(Element boundary records)
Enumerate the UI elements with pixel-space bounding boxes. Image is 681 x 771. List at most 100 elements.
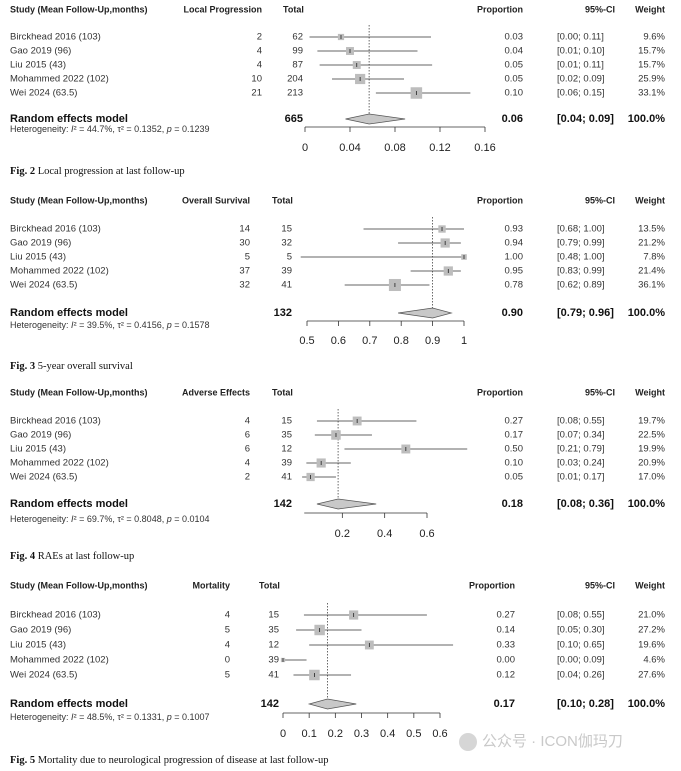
- proportion-value: 0.04: [505, 46, 524, 57]
- het-part: I: [71, 320, 74, 330]
- pooled-diamond: [307, 698, 357, 710]
- pooled-diamond: [316, 498, 377, 510]
- pooled-total: 142: [261, 698, 279, 710]
- study-column-header: Study (Mean Follow-Up,months): [10, 4, 148, 14]
- forest-plot-fig-4: Study (Mean Follow-Up,months) Adverse Eff…: [10, 387, 666, 562]
- het-part: ²: [74, 514, 77, 524]
- study-column-header: Study (Mean Follow-Up,months): [10, 387, 148, 397]
- pooled-proportion: 0.90: [502, 307, 523, 319]
- x-tick-label: 0.3: [354, 728, 369, 740]
- x-tick-label: 0: [280, 728, 286, 740]
- ci-value: [0.06; 0.15]: [557, 88, 605, 99]
- ci-value: [0.79; 0.99]: [557, 238, 605, 249]
- caption-text: Mortality due to neurological progressio…: [38, 755, 329, 766]
- pooled-ci: [0.08; 0.36]: [557, 498, 614, 510]
- het-part: 44.7%: [87, 124, 113, 134]
- events-column-header: Adverse Effects: [182, 387, 250, 397]
- weight-value: 7.8%: [643, 252, 665, 263]
- study-row: Gao 2019 (96) 5 35 0.14 [0.05; 0.30] 27.2%: [10, 625, 666, 636]
- event-count: 5: [225, 625, 230, 636]
- ci-value: [0.62; 0.89]: [557, 280, 605, 291]
- pooled-total: 132: [274, 307, 292, 319]
- heterogeneity-text: Heterogeneity: I² = 69.7%, τ² = 0.8048, …: [10, 514, 210, 524]
- study-row: Birckhead 2016 (103) 2 62 0.03 [0.00; 0.11] 9…: [10, 32, 666, 43]
- study-row: Liu 2015 (43) 5 5 1.00 [0.48; 1.00] 7.8%: [10, 252, 666, 263]
- x-tick-label: 0.5: [299, 335, 314, 347]
- het-part: ²: [74, 124, 77, 134]
- pooled-ci: [0.04; 0.09]: [557, 113, 614, 125]
- het-part: ,: [162, 124, 167, 134]
- weight-value: 33.1%: [638, 88, 665, 99]
- ci-column-header: 95%-CI: [585, 580, 615, 590]
- weight-value: 4.6%: [643, 655, 665, 666]
- event-count: 4: [257, 60, 262, 71]
- het-part: ,: [162, 320, 167, 330]
- proportion-value: 0.78: [505, 280, 524, 291]
- events-column-header: Mortality: [192, 580, 230, 590]
- x-tick-label: 0.6: [331, 335, 346, 347]
- weight-value: 20.9%: [638, 458, 665, 469]
- weight-value: 9.6%: [643, 32, 665, 43]
- event-count: 5: [225, 670, 230, 681]
- ci-column-header: 95%-CI: [585, 195, 615, 205]
- ci-column-header: 95%-CI: [585, 4, 615, 14]
- event-count: 37: [239, 266, 250, 277]
- study-name: Liu 2015 (43): [10, 444, 66, 455]
- weight-value: 21.4%: [638, 266, 665, 277]
- ci-value: [0.10; 0.65]: [557, 640, 605, 651]
- study-column-header: Study (Mean Follow-Up,months): [10, 195, 148, 205]
- event-count: 4: [225, 640, 230, 651]
- total-count: 35: [281, 430, 292, 441]
- pooled-weight: 100.0%: [628, 113, 666, 125]
- study-name: Wei 2024 (63.5): [10, 280, 77, 291]
- pooled-ci: [0.10; 0.28]: [557, 698, 614, 710]
- study-row: Liu 2015 (43) 6 12 0.50 [0.21; 0.79] 19.9%: [10, 444, 666, 455]
- heterogeneity-text: Heterogeneity: I² = 39.5%, τ² = 0.4156, …: [10, 320, 210, 330]
- proportion-value: 0.17: [505, 430, 524, 441]
- event-count: 4: [245, 458, 250, 469]
- proportion-value: 0.33: [497, 640, 516, 651]
- total-count: 35: [268, 625, 279, 636]
- het-part: =: [172, 712, 182, 722]
- event-count: 4: [257, 46, 262, 57]
- study-name: Birckhead 2016 (103): [10, 416, 101, 427]
- het-part: =: [77, 712, 87, 722]
- het-part: Heterogeneity:: [10, 124, 71, 134]
- figure-number: Fig. 5: [10, 755, 35, 766]
- random-effects-label: Random effects model: [10, 307, 128, 319]
- study-row: Gao 2019 (96) 6 35 0.17 [0.07; 0.34] 22.5%: [10, 430, 666, 441]
- het-part: p: [166, 712, 172, 722]
- x-tick-label: 0.4: [377, 528, 392, 540]
- weight-value: 36.1%: [638, 280, 665, 291]
- total-count: 41: [281, 472, 292, 483]
- study-row: Wei 2024 (63.5) 5 41 0.12 [0.04; 0.26] 27.6%: [10, 670, 666, 681]
- study-row: Wei 2024 (63.5) 32 41 0.78 [0.62; 0.89] 36.1%: [10, 278, 666, 292]
- event-count: 14: [239, 224, 250, 235]
- events-column-header: Overall Survival: [182, 195, 250, 205]
- study-name: Mohammed 2022 (102): [10, 458, 109, 469]
- event-count: 10: [251, 74, 262, 85]
- het-part: , τ² =: [112, 514, 134, 524]
- pooled-diamond: [398, 307, 453, 319]
- weight-value: 19.9%: [638, 444, 665, 455]
- study-name: Liu 2015 (43): [10, 60, 66, 71]
- weight-value: 19.7%: [638, 416, 665, 427]
- study-row: Birckhead 2016 (103) 4 15 0.27 [0.08; 0.55] 1…: [10, 416, 666, 427]
- total-count: 12: [268, 640, 279, 651]
- ci-value: [0.08; 0.55]: [557, 416, 605, 427]
- x-tick-label: 0.8: [394, 335, 409, 347]
- total-count: 39: [268, 655, 279, 666]
- pooled-total: 142: [274, 498, 292, 510]
- study-name: Wei 2024 (63.5): [10, 670, 77, 681]
- proportion-value: 0.50: [505, 444, 524, 455]
- event-count: 0: [225, 655, 230, 666]
- weight-column-header: Weight: [635, 4, 665, 14]
- ci-column-header: 95%-CI: [585, 387, 615, 397]
- watermark-text: 公众号 · ICON伽玛刀: [482, 733, 623, 750]
- ci-value: [0.08; 0.55]: [557, 610, 605, 621]
- total-column-header: Total: [272, 195, 293, 205]
- het-part: 69.7%: [87, 514, 113, 524]
- weight-value: 17.0%: [638, 472, 665, 483]
- study-name: Mohammed 2022 (102): [10, 655, 109, 666]
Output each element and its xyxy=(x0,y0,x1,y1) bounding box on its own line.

REQUIRED WORK: Swap "x-tick-label" for "axis-tick-label" in the stretch of the listing from the line containing "- proportion-value: 0.04: [505, 46, 524, 57]" through the line containing "- weight-value: 7.8%: [643, 252, 665, 263]", and write out those lines again with nothing else changed.

TASK ANSWER:
- proportion-value: 0.04: [505, 46, 524, 57]
- het-part: I: [71, 320, 74, 330]
- pooled-diamond: [307, 698, 357, 710]
- pooled-diamond: [316, 498, 377, 510]
- pooled-total: 142: [261, 698, 279, 710]
- study-column-header: Study (Mean Follow-Up,months): [10, 4, 148, 14]
- forest-plot-fig-4: Study (Mean Follow-Up,months) Adverse Eff…: [10, 387, 666, 562]
- het-part: ²: [74, 514, 77, 524]
- study-column-header: Study (Mean Follow-Up,months): [10, 387, 148, 397]
- pooled-proportion: 0.90: [502, 307, 523, 319]
- axis-tick-label: 0.3: [354, 728, 369, 740]
- axis-tick-label: 0: [280, 728, 286, 740]
- ci-value: [0.06; 0.15]: [557, 88, 605, 99]
- ci-value: [0.79; 0.99]: [557, 238, 605, 249]
- caption-text: Mortality due to neurological progressio…: [38, 755, 329, 766]
- pooled-ci: [0.08; 0.36]: [557, 498, 614, 510]
- het-part: 44.7%: [87, 124, 113, 134]
- events-column-header: Adverse Effects: [182, 387, 250, 397]
- weight-value: 7.8%: [643, 252, 665, 263]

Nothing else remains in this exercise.